[Items from a dataset]
——————————

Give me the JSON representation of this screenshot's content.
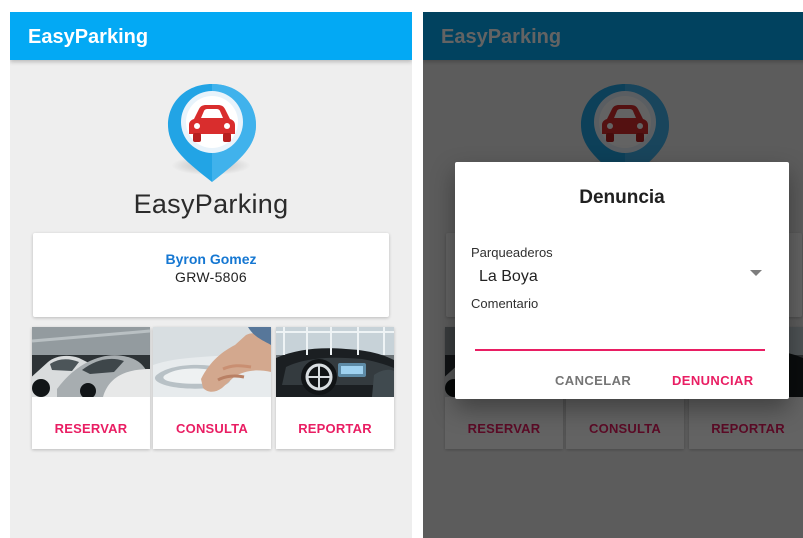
{
  "app": {
    "title": "EasyParking",
    "brand_name": "EasyParking"
  },
  "user": {
    "name": "Byron Gomez",
    "plate": "GRW-5806"
  },
  "actions": [
    {
      "label": "RESERVAR",
      "image": "parked-cars-photo"
    },
    {
      "label": "CONSULTA",
      "image": "car-door-hand-photo"
    },
    {
      "label": "REPORTAR",
      "image": "car-interior-photo"
    }
  ],
  "dialog": {
    "title": "Denuncia",
    "parking_label": "Parqueaderos",
    "selected_parking": "La Boya",
    "comment_label": "Comentario",
    "comment_value": "",
    "cancel_label": "CANCELAR",
    "submit_label": "DENUNCIAR"
  },
  "colors": {
    "app_bar": "#03a9f4",
    "accent": "#e91e63",
    "user_name": "#1577d2",
    "background": "#eeeeee"
  },
  "icons": {
    "logo": "car-location-pin-icon",
    "dropdown": "dropdown-arrow-icon"
  }
}
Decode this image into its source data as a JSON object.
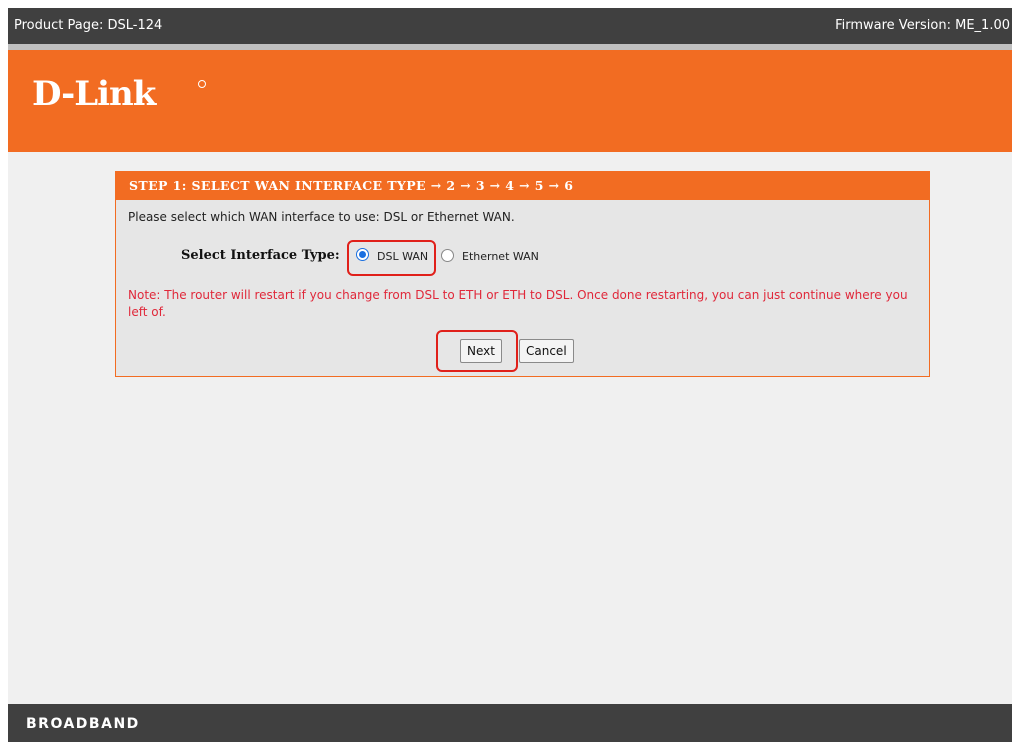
{
  "topbar": {
    "product": "Product Page: DSL-124",
    "firmware": "Firmware Version: ME_1.00"
  },
  "brand": {
    "logo": "D-Link",
    "color": "#f26c22"
  },
  "wizard": {
    "header": "STEP 1: SELECT WAN INTERFACE TYPE → 2 → 3 → 4 → 5 → 6",
    "intro": "Please select which WAN interface to use: DSL or Ethernet WAN.",
    "interface_label": "Select Interface Type:",
    "options": [
      {
        "label": "DSL WAN",
        "selected": true
      },
      {
        "label": "Ethernet WAN",
        "selected": false
      }
    ],
    "note": "Note: The router will restart if you change from DSL to ETH or ETH to DSL. Once done restarting, you can just continue where you left of.",
    "next_label": "Next",
    "cancel_label": "Cancel"
  },
  "footer": {
    "text": "BROADBAND"
  }
}
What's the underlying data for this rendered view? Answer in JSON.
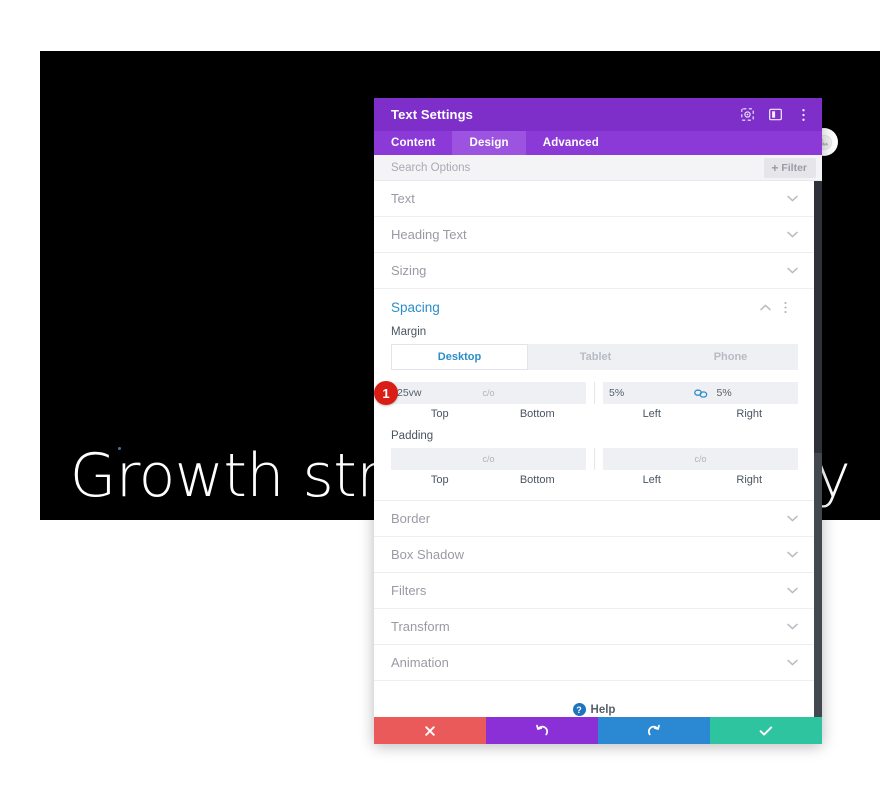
{
  "background": {
    "hero_heading": "Growth strategy for luxury",
    "float_button_icon": "image-placeholder-icon"
  },
  "modal": {
    "title": "Text Settings",
    "header_icons": [
      {
        "name": "target-icon"
      },
      {
        "name": "panel-layout-icon"
      },
      {
        "name": "more-vertical-icon"
      }
    ],
    "tabs": [
      {
        "label": "Content",
        "active": false
      },
      {
        "label": "Design",
        "active": true
      },
      {
        "label": "Advanced",
        "active": false
      }
    ],
    "search": {
      "placeholder": "Search Options",
      "value": ""
    },
    "filter_button": {
      "label": "Filter",
      "plus": "+"
    },
    "sections_above": [
      {
        "label": "Text"
      },
      {
        "label": "Heading Text"
      },
      {
        "label": "Sizing"
      }
    ],
    "spacing_section": {
      "title": "Spacing",
      "step_badge": "1",
      "margin": {
        "label": "Margin",
        "device_tabs": [
          {
            "label": "Desktop",
            "active": true
          },
          {
            "label": "Tablet",
            "active": false
          },
          {
            "label": "Phone",
            "active": false
          }
        ],
        "fields": [
          {
            "caption": "Top",
            "value": "25vw"
          },
          {
            "caption": "Bottom",
            "value": ""
          },
          {
            "caption": "Left",
            "value": "5%"
          },
          {
            "caption": "Right",
            "value": "5%"
          }
        ],
        "unit_glyph": "c/o",
        "link_icon": "link-chain-icon"
      },
      "padding": {
        "label": "Padding",
        "fields": [
          {
            "caption": "Top",
            "value": ""
          },
          {
            "caption": "Bottom",
            "value": ""
          },
          {
            "caption": "Left",
            "value": ""
          },
          {
            "caption": "Right",
            "value": ""
          }
        ],
        "unit_glyph": "c/o"
      }
    },
    "sections_below": [
      {
        "label": "Border"
      },
      {
        "label": "Box Shadow"
      },
      {
        "label": "Filters"
      },
      {
        "label": "Transform"
      },
      {
        "label": "Animation"
      }
    ],
    "help": {
      "label": "Help",
      "icon_char": "?"
    },
    "footer_buttons": [
      {
        "name": "cancel-button",
        "icon": "close-icon",
        "color": "#eb5a5a"
      },
      {
        "name": "undo-button",
        "icon": "undo-icon",
        "color": "#8b2fd6"
      },
      {
        "name": "redo-button",
        "icon": "redo-icon",
        "color": "#2b89d4"
      },
      {
        "name": "save-button",
        "icon": "check-icon",
        "color": "#2ec4a0"
      }
    ]
  },
  "colors": {
    "header_purple": "#7e2fc9",
    "tabbar_purple": "#8b3ad8",
    "active_tab_purple": "#9c54e0",
    "accent_blue": "#2c8ec9",
    "badge_red": "#d81e17"
  }
}
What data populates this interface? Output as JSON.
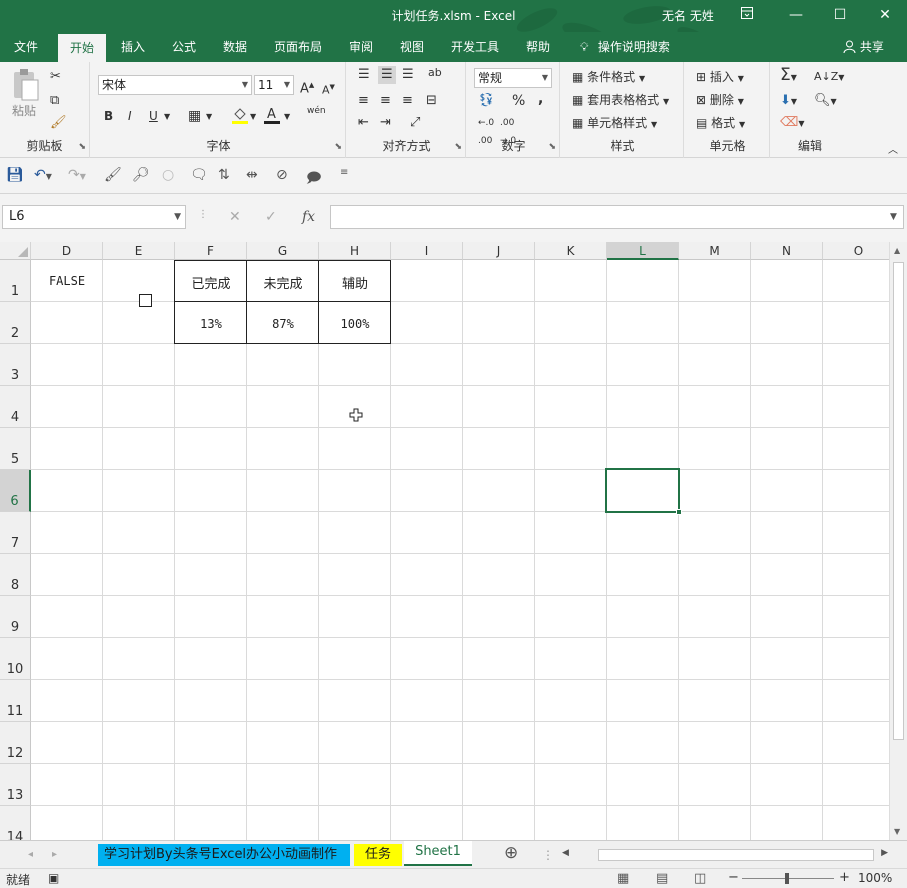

——————————

→ Exercise details:
Pick each line holding the word "title" out of the listing.

→ Exercise response:
    "title": "EasyParking",
    "title": "Denuncia",
    "title": "Text Settings",
      "title": "Spacing",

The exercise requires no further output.